• Task to carry out
Check each line of the data for "text" and select those that have it.
++++ Recorded information
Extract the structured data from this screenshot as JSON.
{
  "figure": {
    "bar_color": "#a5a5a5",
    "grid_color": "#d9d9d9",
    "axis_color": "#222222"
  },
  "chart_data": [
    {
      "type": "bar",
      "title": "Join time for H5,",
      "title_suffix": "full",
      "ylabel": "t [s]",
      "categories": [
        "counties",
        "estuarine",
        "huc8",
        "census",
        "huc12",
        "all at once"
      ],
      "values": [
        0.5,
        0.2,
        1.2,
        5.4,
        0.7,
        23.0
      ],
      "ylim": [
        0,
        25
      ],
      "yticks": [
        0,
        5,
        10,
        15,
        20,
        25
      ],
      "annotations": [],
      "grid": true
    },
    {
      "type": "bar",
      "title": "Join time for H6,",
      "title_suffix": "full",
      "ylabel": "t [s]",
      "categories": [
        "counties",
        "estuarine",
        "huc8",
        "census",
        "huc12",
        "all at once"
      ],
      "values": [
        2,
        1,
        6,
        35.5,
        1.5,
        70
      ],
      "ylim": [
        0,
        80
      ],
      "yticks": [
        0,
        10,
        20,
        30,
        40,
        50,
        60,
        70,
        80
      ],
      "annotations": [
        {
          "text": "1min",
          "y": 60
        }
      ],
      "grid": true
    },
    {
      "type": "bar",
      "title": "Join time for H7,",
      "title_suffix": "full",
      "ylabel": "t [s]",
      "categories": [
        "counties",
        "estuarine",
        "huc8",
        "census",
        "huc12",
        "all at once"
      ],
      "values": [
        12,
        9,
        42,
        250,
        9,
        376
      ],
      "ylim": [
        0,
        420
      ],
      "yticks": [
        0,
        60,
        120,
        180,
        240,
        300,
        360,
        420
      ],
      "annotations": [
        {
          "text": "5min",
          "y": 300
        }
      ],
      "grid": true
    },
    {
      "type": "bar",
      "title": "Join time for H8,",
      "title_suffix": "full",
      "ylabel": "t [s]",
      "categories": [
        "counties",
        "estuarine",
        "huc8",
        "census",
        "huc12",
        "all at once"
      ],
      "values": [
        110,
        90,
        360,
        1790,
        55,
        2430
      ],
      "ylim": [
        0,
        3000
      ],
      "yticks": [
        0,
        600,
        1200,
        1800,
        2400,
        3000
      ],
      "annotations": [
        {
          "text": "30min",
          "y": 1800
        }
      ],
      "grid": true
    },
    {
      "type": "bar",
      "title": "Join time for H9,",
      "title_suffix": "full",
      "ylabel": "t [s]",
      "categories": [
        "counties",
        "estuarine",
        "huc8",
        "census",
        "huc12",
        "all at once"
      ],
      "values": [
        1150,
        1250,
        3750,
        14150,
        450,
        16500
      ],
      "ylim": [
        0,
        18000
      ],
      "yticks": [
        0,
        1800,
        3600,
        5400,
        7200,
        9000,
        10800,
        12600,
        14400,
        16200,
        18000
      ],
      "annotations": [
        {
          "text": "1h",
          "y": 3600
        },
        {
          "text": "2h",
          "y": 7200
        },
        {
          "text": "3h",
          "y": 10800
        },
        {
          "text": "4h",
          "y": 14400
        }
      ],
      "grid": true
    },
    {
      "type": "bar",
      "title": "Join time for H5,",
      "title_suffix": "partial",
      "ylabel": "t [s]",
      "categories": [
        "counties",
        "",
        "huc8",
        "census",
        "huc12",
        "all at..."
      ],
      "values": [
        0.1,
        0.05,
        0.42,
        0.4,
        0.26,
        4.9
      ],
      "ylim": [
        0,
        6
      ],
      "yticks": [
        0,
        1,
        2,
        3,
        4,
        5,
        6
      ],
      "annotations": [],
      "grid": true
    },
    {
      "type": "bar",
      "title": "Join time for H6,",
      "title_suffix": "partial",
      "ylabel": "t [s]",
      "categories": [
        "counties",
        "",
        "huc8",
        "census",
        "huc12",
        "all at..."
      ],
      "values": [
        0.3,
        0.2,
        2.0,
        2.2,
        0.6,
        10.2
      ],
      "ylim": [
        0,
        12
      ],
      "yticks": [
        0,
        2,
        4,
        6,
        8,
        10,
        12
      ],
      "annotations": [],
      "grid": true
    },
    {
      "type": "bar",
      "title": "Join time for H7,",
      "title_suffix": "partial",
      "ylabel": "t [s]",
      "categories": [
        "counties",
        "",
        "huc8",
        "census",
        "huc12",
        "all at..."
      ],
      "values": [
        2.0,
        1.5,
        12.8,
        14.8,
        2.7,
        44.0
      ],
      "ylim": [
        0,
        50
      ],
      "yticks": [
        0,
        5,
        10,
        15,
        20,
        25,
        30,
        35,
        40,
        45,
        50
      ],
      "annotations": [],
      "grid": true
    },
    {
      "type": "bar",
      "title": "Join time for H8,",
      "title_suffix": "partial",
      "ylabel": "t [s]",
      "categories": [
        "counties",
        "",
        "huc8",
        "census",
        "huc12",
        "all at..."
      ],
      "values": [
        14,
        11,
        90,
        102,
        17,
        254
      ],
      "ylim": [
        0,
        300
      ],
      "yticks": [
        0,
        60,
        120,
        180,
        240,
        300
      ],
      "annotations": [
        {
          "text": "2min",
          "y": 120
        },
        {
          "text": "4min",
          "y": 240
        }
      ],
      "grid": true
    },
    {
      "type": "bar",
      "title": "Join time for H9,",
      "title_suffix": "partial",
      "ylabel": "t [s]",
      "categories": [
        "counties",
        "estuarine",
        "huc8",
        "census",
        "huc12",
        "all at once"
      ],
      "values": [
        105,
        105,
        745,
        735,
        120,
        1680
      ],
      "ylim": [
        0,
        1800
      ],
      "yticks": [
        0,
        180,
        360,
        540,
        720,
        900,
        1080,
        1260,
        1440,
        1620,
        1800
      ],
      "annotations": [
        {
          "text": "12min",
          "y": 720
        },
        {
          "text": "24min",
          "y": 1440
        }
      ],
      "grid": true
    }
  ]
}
++++++++
• Finished exercise
          "text": "1min",
          "text": "5min",
          "text": "30min",
          "text": "1h",
          "text": "2h",
          "text": "3h",
          "text": "4h",
          "text": "2min",
          "text": "4min",
          "text": "12min",
          "text": "24min",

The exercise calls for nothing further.